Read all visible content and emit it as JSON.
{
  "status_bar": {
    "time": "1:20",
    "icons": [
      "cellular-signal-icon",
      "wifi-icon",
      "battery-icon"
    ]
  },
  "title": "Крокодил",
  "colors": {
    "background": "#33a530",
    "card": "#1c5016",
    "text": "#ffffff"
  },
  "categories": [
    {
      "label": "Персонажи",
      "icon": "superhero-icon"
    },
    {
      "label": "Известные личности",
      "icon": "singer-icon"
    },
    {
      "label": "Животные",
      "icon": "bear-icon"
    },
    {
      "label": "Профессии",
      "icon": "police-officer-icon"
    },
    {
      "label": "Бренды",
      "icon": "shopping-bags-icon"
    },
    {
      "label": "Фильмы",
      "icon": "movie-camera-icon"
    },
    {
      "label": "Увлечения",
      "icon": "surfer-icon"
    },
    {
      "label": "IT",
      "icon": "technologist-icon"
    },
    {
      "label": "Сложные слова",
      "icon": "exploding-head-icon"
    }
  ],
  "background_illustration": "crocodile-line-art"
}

______________________________

=== Short problem ===
Copy every line of the records word for word.

=== Result of this exercise ===
Read all visible content and emit it as JSON.
{
  "status_bar": {
    "time": "1:20",
    "icons": [
      "cellular-signal-icon",
      "wifi-icon",
      "battery-icon"
    ]
  },
  "title": "Крокодил",
  "colors": {
    "background": "#33a530",
    "card": "#1c5016",
    "text": "#ffffff"
  },
  "categories": [
    {
      "label": "Персонажи",
      "icon": "superhero-icon"
    },
    {
      "label": "Известные личности",
      "icon": "singer-icon"
    },
    {
      "label": "Животные",
      "icon": "bear-icon"
    },
    {
      "label": "Профессии",
      "icon": "police-officer-icon"
    },
    {
      "label": "Бренды",
      "icon": "shopping-bags-icon"
    },
    {
      "label": "Фильмы",
      "icon": "movie-camera-icon"
    },
    {
      "label": "Увлечения",
      "icon": "surfer-icon"
    },
    {
      "label": "IT",
      "icon": "technologist-icon"
    },
    {
      "label": "Сложные слова",
      "icon": "exploding-head-icon"
    }
  ],
  "background_illustration": "crocodile-line-art"
}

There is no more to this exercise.